• [PROVIDED INFORMATION]:
══════════
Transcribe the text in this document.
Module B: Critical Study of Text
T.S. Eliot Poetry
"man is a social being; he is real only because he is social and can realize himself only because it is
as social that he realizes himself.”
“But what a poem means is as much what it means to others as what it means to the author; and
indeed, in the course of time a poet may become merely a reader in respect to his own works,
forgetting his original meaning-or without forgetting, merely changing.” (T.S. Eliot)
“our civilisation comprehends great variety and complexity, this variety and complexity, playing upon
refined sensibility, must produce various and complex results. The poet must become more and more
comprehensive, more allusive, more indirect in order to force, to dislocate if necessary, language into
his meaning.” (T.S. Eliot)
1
══════════
• [EXERCISE REQUIREMENTS]:
Retype each record exactly, leaving nothing out.

• [SOLUTION FOR THIS EXERCISE]:
Transcribe the text in this document.
Module B: Critical Study of Text
T.S. Eliot Poetry
"man is a social being; he is real only because he is social and can realize himself only because it is
as social that he realizes himself.”
“But what a poem means is as much what it means to others as what it means to the author; and
indeed, in the course of time a poet may become merely a reader in respect to his own works,
forgetting his original meaning-or without forgetting, merely changing.” (T.S. Eliot)
“our civilisation comprehends great variety and complexity, this variety and complexity, playing upon
refined sensibility, must produce various and complex results. The poet must become more and more
comprehensive, more allusive, more indirect in order to force, to dislocate if necessary, language into
his meaning.” (T.S. Eliot)
1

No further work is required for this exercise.